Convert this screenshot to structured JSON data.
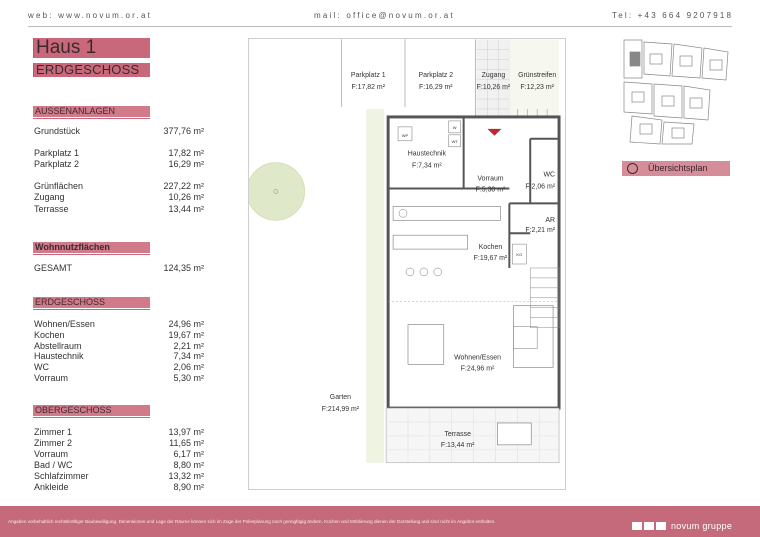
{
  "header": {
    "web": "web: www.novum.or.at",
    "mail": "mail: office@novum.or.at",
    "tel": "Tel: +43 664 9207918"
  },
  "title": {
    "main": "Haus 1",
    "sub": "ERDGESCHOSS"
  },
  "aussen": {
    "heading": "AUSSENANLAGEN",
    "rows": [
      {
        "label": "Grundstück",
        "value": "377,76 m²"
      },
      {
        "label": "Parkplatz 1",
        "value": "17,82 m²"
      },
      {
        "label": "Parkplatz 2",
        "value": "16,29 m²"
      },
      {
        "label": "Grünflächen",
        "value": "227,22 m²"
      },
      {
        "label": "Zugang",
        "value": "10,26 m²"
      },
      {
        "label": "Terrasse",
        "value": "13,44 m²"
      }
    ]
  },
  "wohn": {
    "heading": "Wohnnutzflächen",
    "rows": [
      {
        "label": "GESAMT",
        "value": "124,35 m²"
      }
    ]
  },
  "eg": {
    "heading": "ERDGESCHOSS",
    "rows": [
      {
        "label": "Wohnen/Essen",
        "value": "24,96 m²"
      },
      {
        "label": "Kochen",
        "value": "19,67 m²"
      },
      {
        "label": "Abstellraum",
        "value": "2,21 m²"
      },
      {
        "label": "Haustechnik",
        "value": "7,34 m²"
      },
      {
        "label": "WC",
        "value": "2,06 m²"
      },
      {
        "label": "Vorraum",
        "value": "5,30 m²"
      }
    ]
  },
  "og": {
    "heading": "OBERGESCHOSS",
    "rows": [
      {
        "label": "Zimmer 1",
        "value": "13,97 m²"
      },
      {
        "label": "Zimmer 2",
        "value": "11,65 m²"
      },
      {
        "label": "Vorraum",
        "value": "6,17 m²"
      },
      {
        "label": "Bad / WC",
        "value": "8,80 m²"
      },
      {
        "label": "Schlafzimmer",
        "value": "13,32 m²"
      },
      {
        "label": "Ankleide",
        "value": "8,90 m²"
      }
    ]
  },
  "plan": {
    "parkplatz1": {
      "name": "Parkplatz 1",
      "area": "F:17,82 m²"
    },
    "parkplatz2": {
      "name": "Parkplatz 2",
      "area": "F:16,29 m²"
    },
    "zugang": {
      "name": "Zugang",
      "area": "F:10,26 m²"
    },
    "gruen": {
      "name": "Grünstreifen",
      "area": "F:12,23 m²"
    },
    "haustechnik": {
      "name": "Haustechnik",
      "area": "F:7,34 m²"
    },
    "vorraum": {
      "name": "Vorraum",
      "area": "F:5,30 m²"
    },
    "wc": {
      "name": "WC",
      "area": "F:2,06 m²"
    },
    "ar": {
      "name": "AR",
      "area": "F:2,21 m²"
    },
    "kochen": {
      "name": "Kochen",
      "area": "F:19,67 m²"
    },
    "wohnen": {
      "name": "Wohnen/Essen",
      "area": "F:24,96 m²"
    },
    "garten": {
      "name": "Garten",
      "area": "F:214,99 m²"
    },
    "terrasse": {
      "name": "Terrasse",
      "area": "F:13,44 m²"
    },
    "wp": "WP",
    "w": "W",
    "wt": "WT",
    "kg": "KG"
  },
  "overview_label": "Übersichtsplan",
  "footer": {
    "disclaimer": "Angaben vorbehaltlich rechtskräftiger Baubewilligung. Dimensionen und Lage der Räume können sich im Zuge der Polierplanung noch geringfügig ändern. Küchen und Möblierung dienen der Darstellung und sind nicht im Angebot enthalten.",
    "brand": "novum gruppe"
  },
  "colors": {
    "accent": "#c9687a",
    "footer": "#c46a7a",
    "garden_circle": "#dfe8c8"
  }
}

###

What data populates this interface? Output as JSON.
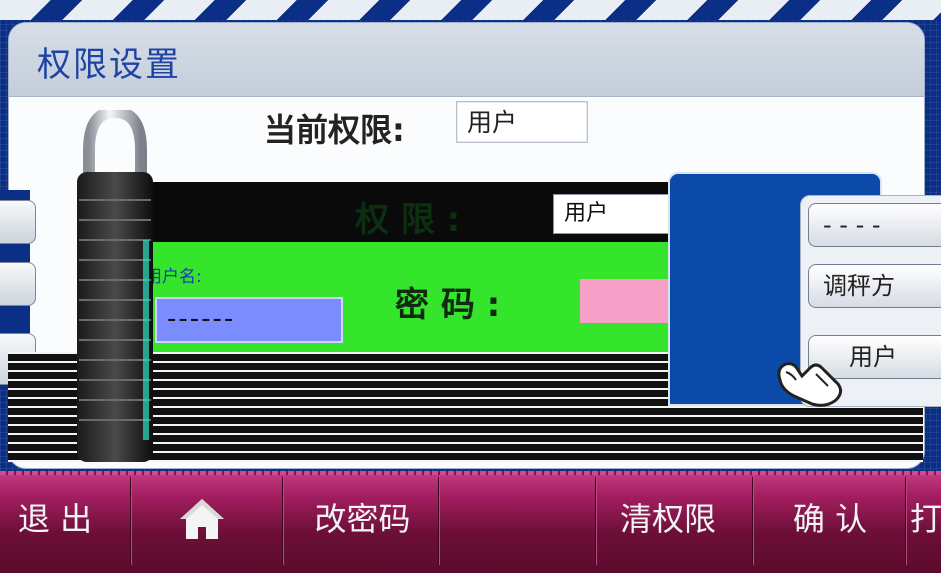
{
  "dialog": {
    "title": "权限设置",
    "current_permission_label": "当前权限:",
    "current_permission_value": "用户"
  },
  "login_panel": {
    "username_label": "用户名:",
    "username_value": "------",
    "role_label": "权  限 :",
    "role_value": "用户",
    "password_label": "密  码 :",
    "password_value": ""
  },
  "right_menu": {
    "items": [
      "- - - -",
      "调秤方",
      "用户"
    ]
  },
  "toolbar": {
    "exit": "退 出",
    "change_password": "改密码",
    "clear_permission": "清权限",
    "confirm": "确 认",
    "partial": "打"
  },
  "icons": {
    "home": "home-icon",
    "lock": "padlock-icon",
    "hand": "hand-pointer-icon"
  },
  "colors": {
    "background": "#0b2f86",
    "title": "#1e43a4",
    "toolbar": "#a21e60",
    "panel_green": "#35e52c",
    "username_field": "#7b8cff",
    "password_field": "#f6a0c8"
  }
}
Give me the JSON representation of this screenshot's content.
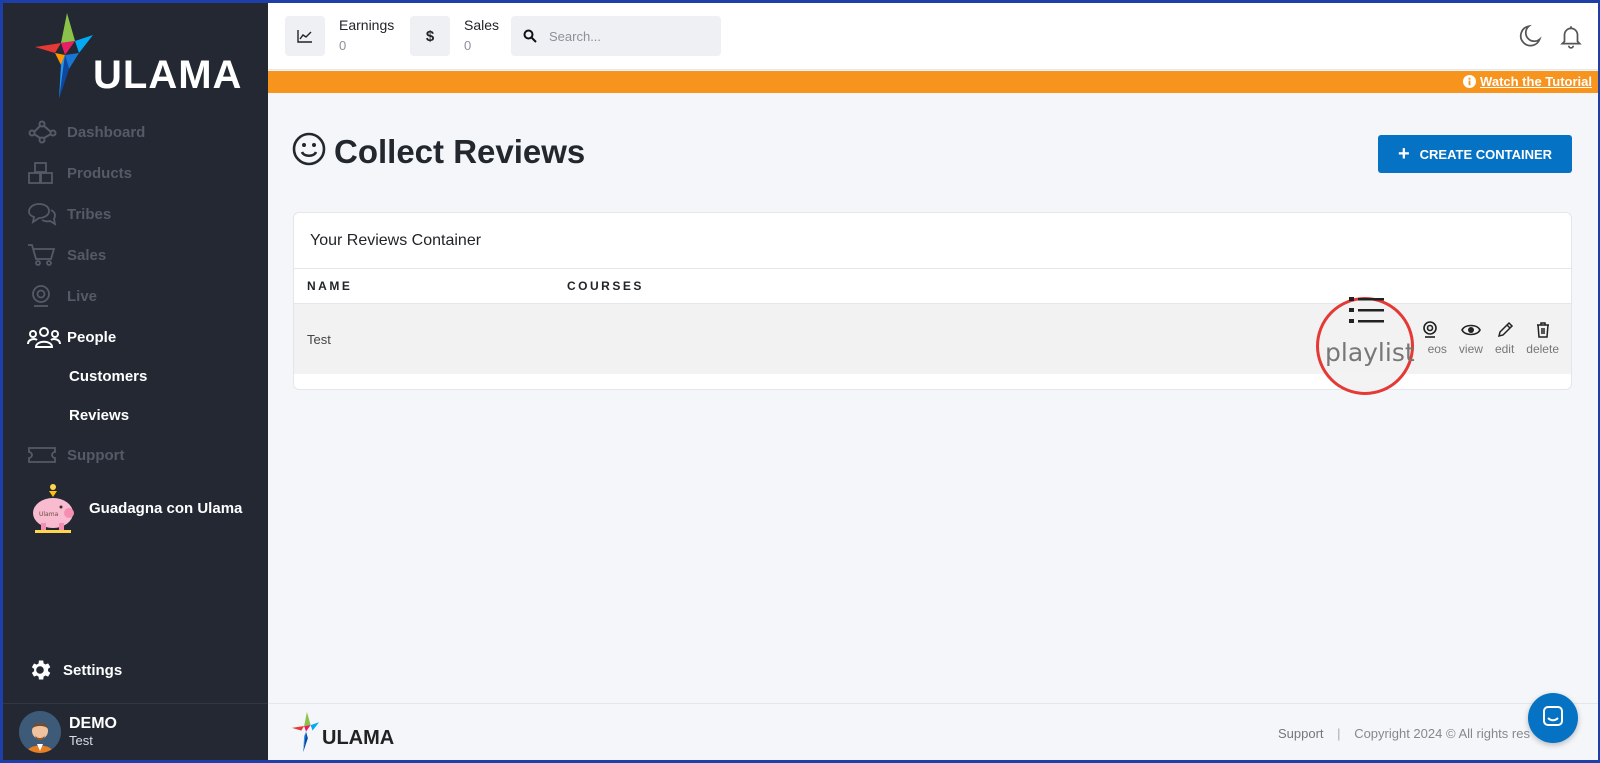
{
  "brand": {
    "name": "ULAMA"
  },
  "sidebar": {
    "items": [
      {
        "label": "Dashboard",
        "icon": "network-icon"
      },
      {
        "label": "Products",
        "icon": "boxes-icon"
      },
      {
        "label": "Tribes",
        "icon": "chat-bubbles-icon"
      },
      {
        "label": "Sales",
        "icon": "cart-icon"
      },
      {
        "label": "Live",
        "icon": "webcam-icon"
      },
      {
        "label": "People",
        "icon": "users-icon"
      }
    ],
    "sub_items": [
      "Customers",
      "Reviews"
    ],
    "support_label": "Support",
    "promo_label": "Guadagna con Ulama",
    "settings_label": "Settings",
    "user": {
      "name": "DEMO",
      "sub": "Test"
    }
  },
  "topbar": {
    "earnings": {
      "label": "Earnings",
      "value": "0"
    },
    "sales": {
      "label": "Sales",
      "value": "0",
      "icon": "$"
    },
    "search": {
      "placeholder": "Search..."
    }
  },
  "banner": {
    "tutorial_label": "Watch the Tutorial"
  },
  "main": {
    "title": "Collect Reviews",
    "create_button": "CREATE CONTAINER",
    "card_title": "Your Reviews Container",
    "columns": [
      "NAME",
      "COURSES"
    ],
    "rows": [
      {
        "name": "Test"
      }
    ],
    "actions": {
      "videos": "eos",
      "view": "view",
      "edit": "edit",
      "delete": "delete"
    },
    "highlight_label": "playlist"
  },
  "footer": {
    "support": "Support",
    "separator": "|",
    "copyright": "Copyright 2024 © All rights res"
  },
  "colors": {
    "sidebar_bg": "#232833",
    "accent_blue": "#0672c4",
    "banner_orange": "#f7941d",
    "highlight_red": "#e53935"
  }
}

###

Task: Go through the material above and count the lines that contain "heading"; give that number alone.

Solution to this problem: 4